Keep an eye on your bird food – the squirrels are coming! That’s what the British Trust for Ornithology is saying, as a third more squirrels will invade our gardens this year than in the same period over the last three years.

The British Trust for Ornithology (BTO) puts the squirrel invasion down to patchy seed and nut availability in the countryside this autumn, which means that all kinds of wildlife will be foraging for alternative food. As a result, there could be tough competition at bird feeders – not just between different bird species, but between birds and squirrels too.

Squirrels: welcome or unwanted?

This is bad news for anyone who considers squirrels to be pests, as many people don’t want to share their expensive bird food with them. Squirrels not only empty feeders at an alarming rate, but often wreck them in the process. They can even deter the boldest birds from visiting.

The BTO has suggested a few deterrents to keep squirrels away from your bird food. Try using bird feeders that have a metal guard around the food, allowing access to small birds but not squirrels or larger birds. You could try spring-loaded bird feeds, which use a squirrel’s body weight to close feeding ports when it comes to eat.

You could also try using a baffle, which are domes you attach to the feeder pole that cause squirrels to slip off. Vaseline on smooth feeder poles can have a similar effect! You could even dust chilli powder onto your bird food, turning the heat up for the squirrels while your birds won’t be affected.

Although we’d never condone it – we’ve even seen a feeder that spins when a squirrel lands on it, throwing it off.

An army of super-smart squirrels

At Which? Gardening, we have tested squirrel-proof bird feeders in the past, and some were better than others. One of our Best Buys included a weight-activated mechanism that closes the feed ports whenever a squirrel climbs on it. Another came with a round cage surrounding the feeder that excludes all but the tiniest squirrels.

Our triallists around the country have recorded the ingenious ways  squirrels avoid being caught out by some squirrel-proof feeders. For example, some sneaky squirrels avoid putting their full body weight on feeders by resting on a branch or a second bird feeder.

While some bird feeders worked well, we’d hesitate to say that any product is 100% squirrel proof. Do you think squirrel-proof bird feeders are effective? Or have you developed any ingenious methods of your own you’d like to share?

### SET TASK 1
According to the squirrel article, why does the British Trust for Ornithology expect more squirrels in gardens this year? Answer in one to three sentences.
The article and the records below it come from separate, unrelated sources.

### EXERCISE MATERIALS
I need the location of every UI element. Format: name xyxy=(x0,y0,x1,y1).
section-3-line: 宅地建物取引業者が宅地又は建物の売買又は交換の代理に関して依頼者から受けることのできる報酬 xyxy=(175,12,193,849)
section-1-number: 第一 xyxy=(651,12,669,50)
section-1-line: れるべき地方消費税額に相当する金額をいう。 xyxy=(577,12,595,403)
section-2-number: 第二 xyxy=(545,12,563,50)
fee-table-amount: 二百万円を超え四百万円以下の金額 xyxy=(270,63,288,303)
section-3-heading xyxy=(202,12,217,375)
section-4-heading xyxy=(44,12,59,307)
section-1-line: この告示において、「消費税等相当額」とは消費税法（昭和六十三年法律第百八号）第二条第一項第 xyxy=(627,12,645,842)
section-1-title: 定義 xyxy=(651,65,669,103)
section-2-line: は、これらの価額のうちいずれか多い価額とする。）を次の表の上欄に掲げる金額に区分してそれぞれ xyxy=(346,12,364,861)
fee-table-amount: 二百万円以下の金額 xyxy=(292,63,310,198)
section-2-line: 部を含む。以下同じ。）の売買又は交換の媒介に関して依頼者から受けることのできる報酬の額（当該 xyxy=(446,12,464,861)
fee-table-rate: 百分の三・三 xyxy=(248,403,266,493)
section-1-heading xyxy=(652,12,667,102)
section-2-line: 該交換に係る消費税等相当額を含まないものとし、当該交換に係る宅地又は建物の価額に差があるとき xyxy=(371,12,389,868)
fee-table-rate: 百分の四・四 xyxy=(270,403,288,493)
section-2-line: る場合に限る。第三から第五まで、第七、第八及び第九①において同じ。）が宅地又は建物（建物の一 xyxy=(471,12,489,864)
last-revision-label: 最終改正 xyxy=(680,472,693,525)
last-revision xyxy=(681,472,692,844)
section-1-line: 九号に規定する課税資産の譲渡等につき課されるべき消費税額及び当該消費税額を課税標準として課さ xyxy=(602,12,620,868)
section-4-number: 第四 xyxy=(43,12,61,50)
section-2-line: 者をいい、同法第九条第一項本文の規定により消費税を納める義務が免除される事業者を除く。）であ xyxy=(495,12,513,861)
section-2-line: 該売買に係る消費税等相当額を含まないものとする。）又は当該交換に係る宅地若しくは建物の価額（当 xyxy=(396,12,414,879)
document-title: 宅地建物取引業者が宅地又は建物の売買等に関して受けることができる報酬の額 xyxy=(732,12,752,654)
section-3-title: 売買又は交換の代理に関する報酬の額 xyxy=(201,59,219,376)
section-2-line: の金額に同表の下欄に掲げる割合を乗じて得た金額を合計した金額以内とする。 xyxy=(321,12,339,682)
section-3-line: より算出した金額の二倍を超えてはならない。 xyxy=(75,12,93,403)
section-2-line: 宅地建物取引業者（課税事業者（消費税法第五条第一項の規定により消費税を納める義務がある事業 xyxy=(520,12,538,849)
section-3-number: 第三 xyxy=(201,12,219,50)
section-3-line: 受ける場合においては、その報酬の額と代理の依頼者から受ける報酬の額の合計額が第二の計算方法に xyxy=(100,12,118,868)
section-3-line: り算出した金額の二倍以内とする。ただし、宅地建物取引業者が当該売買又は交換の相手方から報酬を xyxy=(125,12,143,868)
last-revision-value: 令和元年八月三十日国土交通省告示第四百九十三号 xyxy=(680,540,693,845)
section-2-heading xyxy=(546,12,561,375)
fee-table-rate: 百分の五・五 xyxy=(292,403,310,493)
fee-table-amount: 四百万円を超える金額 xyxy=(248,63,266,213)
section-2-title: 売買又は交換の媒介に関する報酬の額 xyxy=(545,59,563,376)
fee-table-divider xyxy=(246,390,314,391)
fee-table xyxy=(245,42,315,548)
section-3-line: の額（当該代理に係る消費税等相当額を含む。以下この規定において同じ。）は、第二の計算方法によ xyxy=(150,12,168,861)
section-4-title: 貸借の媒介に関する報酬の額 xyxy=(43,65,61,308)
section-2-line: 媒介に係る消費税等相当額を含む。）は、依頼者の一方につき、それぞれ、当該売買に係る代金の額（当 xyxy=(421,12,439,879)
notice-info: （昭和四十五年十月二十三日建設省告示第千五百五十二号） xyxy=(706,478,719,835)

### SET TASK 2
Copy word for word the stretch of the records from their start through the line that contains "section-3-heading xyxy=(202,12,217,375)".

### FINAL RESULT 1
The BTO attributes the increase to patchy seed and nut availability in the countryside this autumn. This means many kinds of wildlife will be foraging for other food, so there could be tough competition at bird feeders, including between birds and squirrels.

### FINAL RESULT 2
I need the location of every UI element. Format: name xyxy=(x0,y0,x1,y1).
section-3-line: 宅地建物取引業者が宅地又は建物の売買又は交換の代理に関して依頼者から受けることのできる報酬 xyxy=(175,12,193,849)
section-1-number: 第一 xyxy=(651,12,669,50)
section-1-line: れるべき地方消費税額に相当する金額をいう。 xyxy=(577,12,595,403)
section-2-number: 第二 xyxy=(545,12,563,50)
fee-table-amount: 二百万円を超え四百万円以下の金額 xyxy=(270,63,288,303)
section-3-heading xyxy=(202,12,217,375)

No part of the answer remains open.